- What to produce -
Collect every line of the records below that contains the word "Pyknometer".

•••••

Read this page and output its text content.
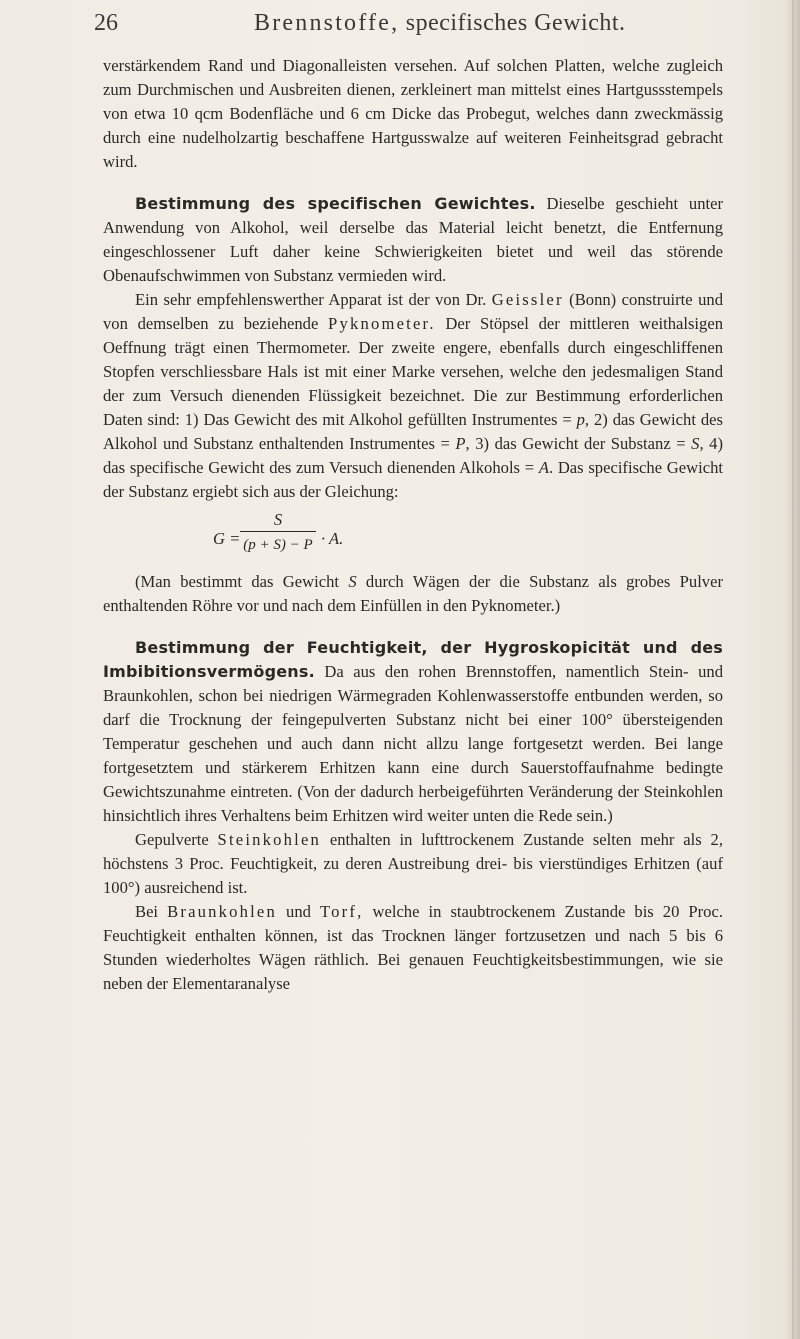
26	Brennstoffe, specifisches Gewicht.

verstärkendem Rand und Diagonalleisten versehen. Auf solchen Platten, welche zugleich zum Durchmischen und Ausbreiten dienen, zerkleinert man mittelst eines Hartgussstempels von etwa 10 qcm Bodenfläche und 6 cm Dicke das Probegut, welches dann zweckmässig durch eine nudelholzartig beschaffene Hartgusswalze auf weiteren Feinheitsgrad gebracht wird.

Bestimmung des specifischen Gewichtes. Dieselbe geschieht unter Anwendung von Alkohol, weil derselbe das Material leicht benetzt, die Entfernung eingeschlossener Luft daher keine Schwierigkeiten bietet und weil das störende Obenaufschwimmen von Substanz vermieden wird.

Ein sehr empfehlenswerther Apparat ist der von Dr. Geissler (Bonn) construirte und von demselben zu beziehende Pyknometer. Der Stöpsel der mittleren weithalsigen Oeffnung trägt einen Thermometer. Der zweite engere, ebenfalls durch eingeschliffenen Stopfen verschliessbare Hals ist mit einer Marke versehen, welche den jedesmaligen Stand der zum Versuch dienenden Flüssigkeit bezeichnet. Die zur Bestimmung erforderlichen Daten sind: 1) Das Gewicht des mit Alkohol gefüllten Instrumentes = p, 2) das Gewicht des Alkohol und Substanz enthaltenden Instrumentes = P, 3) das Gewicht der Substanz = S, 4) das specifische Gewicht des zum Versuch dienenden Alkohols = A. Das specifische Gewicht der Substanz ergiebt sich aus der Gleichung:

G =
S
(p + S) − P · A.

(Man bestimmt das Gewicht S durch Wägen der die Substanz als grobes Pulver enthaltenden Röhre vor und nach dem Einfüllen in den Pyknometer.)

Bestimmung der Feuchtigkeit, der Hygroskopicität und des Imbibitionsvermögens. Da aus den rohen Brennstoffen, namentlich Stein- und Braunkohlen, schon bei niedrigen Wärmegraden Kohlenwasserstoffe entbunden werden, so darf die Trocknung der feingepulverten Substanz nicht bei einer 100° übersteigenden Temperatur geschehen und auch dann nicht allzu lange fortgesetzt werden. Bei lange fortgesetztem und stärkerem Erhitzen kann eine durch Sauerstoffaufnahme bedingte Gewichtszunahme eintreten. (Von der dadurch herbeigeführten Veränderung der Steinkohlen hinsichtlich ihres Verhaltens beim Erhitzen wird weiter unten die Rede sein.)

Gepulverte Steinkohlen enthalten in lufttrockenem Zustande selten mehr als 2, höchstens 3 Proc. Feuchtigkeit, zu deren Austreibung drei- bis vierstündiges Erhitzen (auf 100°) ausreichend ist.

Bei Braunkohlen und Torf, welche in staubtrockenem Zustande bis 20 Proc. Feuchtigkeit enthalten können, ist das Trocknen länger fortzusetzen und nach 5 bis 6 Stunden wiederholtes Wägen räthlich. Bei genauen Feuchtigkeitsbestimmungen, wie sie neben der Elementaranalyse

•••••

- Result of this task -
Ein sehr empfehlenswerther Apparat ist der von Dr. Geissler (Bonn) construirte und von demselben zu beziehende Pyknometer. Der Stöpsel der mittleren weithalsigen Oeffnung trägt einen Thermometer. Der zweite engere, ebenfalls durch eingeschliffenen Stopfen verschliessbare Hals ist mit einer Marke versehen, welche den jedesmaligen Stand der zum Versuch dienenden Flüssigkeit bezeichnet. Die zur Bestimmung erforderlichen Daten sind: 1) Das Gewicht des mit Alkohol gefüllten Instrumentes = p, 2) das Gewicht des Alkohol und Substanz enthaltenden Instrumentes = P, 3) das Gewicht der Substanz = S, 4) das specifische Gewicht des zum Versuch dienenden Alkohols = A. Das specifische Gewicht der Substanz ergiebt sich aus der Gleichung:
(Man bestimmt das Gewicht S durch Wägen der die Substanz als grobes Pulver enthaltenden Röhre vor und nach dem Einfüllen in den Pyknometer.)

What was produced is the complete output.